Print the entries below in their entirety, exactly as they are written.

[start]

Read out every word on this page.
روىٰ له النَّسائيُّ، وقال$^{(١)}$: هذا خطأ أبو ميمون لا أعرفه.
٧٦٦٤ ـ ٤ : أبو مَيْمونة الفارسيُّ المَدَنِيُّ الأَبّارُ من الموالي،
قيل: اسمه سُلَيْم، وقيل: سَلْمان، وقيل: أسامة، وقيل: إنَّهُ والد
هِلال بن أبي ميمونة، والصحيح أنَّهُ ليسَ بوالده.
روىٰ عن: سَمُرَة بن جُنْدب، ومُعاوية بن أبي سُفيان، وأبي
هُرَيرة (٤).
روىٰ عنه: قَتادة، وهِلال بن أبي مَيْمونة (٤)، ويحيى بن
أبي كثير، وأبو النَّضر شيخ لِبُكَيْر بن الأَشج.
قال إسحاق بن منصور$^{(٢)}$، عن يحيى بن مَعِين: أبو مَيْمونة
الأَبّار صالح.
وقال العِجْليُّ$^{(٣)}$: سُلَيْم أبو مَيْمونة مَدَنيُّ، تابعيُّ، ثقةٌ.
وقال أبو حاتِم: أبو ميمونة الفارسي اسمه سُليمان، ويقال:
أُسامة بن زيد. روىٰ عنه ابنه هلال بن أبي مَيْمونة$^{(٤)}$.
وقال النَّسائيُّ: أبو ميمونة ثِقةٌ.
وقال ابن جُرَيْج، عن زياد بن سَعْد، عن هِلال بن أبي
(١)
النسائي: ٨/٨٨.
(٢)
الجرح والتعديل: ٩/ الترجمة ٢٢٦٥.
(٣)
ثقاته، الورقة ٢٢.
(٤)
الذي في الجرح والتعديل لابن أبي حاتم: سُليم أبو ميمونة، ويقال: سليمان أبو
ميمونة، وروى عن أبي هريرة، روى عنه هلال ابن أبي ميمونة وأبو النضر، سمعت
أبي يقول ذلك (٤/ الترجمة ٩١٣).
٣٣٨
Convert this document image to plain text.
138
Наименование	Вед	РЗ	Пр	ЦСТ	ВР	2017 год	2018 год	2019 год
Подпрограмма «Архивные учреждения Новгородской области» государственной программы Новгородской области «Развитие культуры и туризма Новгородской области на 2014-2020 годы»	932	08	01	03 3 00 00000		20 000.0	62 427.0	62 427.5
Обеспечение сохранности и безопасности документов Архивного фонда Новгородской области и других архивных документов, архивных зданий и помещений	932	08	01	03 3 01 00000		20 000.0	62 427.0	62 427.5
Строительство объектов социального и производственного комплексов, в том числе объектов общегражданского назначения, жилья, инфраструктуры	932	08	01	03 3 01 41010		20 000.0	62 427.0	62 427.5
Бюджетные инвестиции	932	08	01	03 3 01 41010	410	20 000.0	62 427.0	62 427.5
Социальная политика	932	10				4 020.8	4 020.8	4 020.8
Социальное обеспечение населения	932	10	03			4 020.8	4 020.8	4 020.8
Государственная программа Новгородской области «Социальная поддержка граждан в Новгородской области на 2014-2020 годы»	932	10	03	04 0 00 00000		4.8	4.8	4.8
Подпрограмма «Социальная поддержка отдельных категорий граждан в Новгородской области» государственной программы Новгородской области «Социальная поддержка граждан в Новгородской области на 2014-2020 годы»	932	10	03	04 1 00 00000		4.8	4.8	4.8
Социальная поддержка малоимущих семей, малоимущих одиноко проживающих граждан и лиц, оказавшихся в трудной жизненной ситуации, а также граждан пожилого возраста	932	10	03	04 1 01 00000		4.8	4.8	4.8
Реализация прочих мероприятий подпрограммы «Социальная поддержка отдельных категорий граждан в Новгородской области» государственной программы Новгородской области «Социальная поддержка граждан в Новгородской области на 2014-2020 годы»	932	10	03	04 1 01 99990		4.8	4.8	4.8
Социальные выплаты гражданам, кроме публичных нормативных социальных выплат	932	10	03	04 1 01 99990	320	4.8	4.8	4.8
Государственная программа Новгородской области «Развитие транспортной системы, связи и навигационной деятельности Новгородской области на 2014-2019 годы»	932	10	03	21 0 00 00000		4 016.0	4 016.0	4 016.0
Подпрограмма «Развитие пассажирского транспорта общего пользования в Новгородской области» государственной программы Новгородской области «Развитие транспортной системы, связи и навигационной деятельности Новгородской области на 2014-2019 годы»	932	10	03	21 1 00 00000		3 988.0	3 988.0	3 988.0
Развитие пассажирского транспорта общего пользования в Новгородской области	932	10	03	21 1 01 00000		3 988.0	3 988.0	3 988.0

[end]

Complete response:
Read out every word on this page.
روىٰ له النَّسائيُّ، وقال$^{(١)}$: هذا خطأ أبو ميمون لا أعرفه.
٧٦٦٤ ـ ٤ : أبو مَيْمونة الفارسيُّ المَدَنِيُّ الأَبّارُ من الموالي،
قيل: اسمه سُلَيْم، وقيل: سَلْمان، وقيل: أسامة، وقيل: إنَّهُ والد
هِلال بن أبي ميمونة، والصحيح أنَّهُ ليسَ بوالده.
روىٰ عن: سَمُرَة بن جُنْدب، ومُعاوية بن أبي سُفيان، وأبي
هُرَيرة (٤).
روىٰ عنه: قَتادة، وهِلال بن أبي مَيْمونة (٤)، ويحيى بن
أبي كثير، وأبو النَّضر شيخ لِبُكَيْر بن الأَشج.
قال إسحاق بن منصور$^{(٢)}$، عن يحيى بن مَعِين: أبو مَيْمونة
الأَبّار صالح.
وقال العِجْليُّ$^{(٣)}$: سُلَيْم أبو مَيْمونة مَدَنيُّ، تابعيُّ، ثقةٌ.
وقال أبو حاتِم: أبو ميمونة الفارسي اسمه سُليمان، ويقال:
أُسامة بن زيد. روىٰ عنه ابنه هلال بن أبي مَيْمونة$^{(٤)}$.
وقال النَّسائيُّ: أبو ميمونة ثِقةٌ.
وقال ابن جُرَيْج، عن زياد بن سَعْد، عن هِلال بن أبي
(١)
النسائي: ٨/٨٨.
(٢)
الجرح والتعديل: ٩/ الترجمة ٢٢٦٥.
(٣)
ثقاته، الورقة ٢٢.
(٤)
الذي في الجرح والتعديل لابن أبي حاتم: سُليم أبو ميمونة، ويقال: سليمان أبو
ميمونة، وروى عن أبي هريرة، روى عنه هلال ابن أبي ميمونة وأبو النضر، سمعت
أبي يقول ذلك (٤/ الترجمة ٩١٣).
٣٣٨
Convert this document image to plain text.
138
Наименование	Вед	РЗ	Пр	ЦСТ	ВР	2017 год	2018 год	2019 год
Подпрограмма «Архивные учреждения Новгородской области» государственной программы Новгородской области «Развитие культуры и туризма Новгородской области на 2014-2020 годы»	932	08	01	03 3 00 00000		20 000.0	62 427.0	62 427.5
Обеспечение сохранности и безопасности документов Архивного фонда Новгородской области и других архивных документов, архивных зданий и помещений	932	08	01	03 3 01 00000		20 000.0	62 427.0	62 427.5
Строительство объектов социального и производственного комплексов, в том числе объектов общегражданского назначения, жилья, инфраструктуры	932	08	01	03 3 01 41010		20 000.0	62 427.0	62 427.5
Бюджетные инвестиции	932	08	01	03 3 01 41010	410	20 000.0	62 427.0	62 427.5
Социальная политика	932	10				4 020.8	4 020.8	4 020.8
Социальное обеспечение населения	932	10	03			4 020.8	4 020.8	4 020.8
Государственная программа Новгородской области «Социальная поддержка граждан в Новгородской области на 2014-2020 годы»	932	10	03	04 0 00 00000		4.8	4.8	4.8
Подпрограмма «Социальная поддержка отдельных категорий граждан в Новгородской области» государственной программы Новгородской области «Социальная поддержка граждан в Новгородской области на 2014-2020 годы»	932	10	03	04 1 00 00000		4.8	4.8	4.8
Социальная поддержка малоимущих семей, малоимущих одиноко проживающих граждан и лиц, оказавшихся в трудной жизненной ситуации, а также граждан пожилого возраста	932	10	03	04 1 01 00000		4.8	4.8	4.8
Реализация прочих мероприятий подпрограммы «Социальная поддержка отдельных категорий граждан в Новгородской области» государственной программы Новгородской области «Социальная поддержка граждан в Новгородской области на 2014-2020 годы»	932	10	03	04 1 01 99990		4.8	4.8	4.8
Социальные выплаты гражданам, кроме публичных нормативных социальных выплат	932	10	03	04 1 01 99990	320	4.8	4.8	4.8
Государственная программа Новгородской области «Развитие транспортной системы, связи и навигационной деятельности Новгородской области на 2014-2019 годы»	932	10	03	21 0 00 00000		4 016.0	4 016.0	4 016.0
Подпрограмма «Развитие пассажирского транспорта общего пользования в Новгородской области» государственной программы Новгородской области «Развитие транспортной системы, связи и навигационной деятельности Новгородской области на 2014-2019 годы»	932	10	03	21 1 00 00000		3 988.0	3 988.0	3 988.0
Развитие пассажирского транспорта общего пользования в Новгородской области	932	10	03	21 1 01 00000		3 988.0	3 988.0	3 988.0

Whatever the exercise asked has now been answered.